Job: Report the count of lines below in which the string "icon" occurs; include nothing else.

# start of Materials provided

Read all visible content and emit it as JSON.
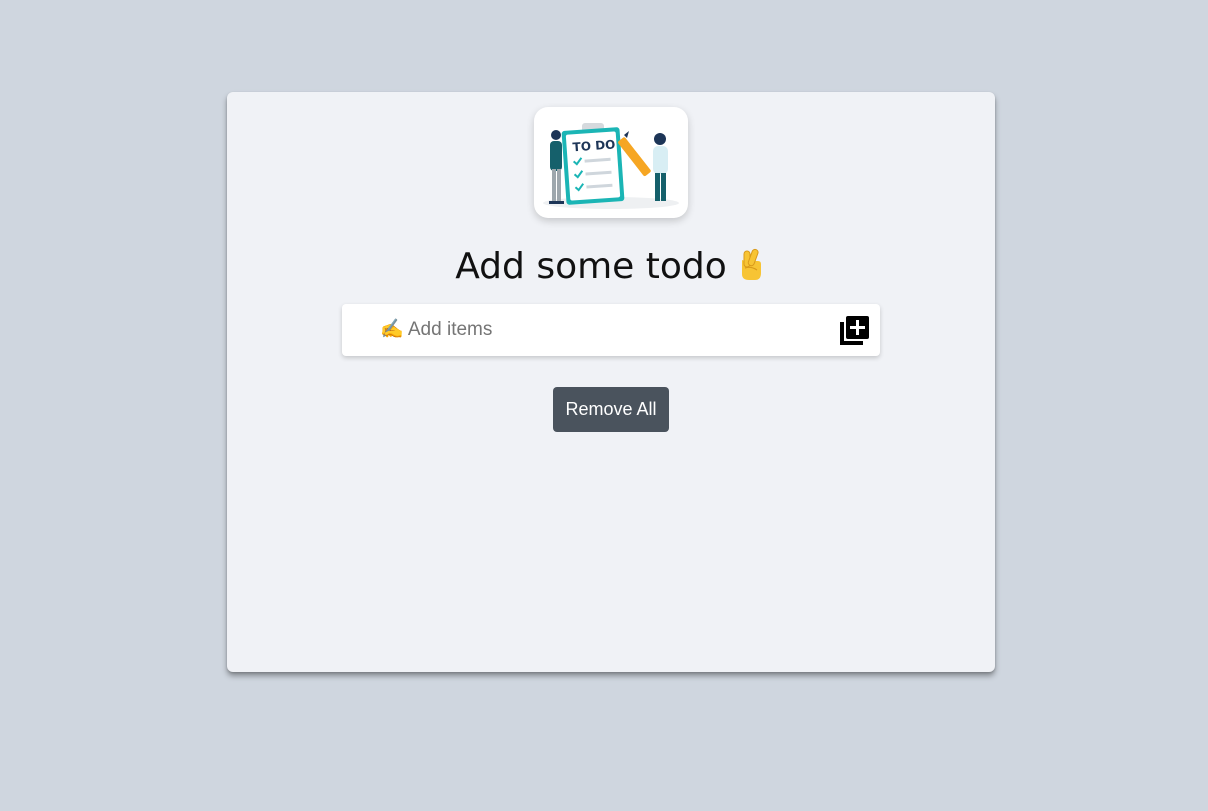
{
  "logo": {
    "alt": "todo illustration",
    "badge_text": "TO DO"
  },
  "header": {
    "title": "Add some todo",
    "emoji": "crossed-fingers"
  },
  "input": {
    "icon": "writing-hand-icon",
    "placeholder": "✍ Add items",
    "value": ""
  },
  "add_button": {
    "icon": "library-add-icon"
  },
  "remove_all": {
    "label": "Remove All"
  },
  "colors": {
    "background": "#cfd6df",
    "card": "#f0f2f6",
    "button": "#4a535d",
    "accent_teal": "#1bb5b5",
    "accent_orange": "#f6a623"
  }
}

# end of Materials provided

Final result: 2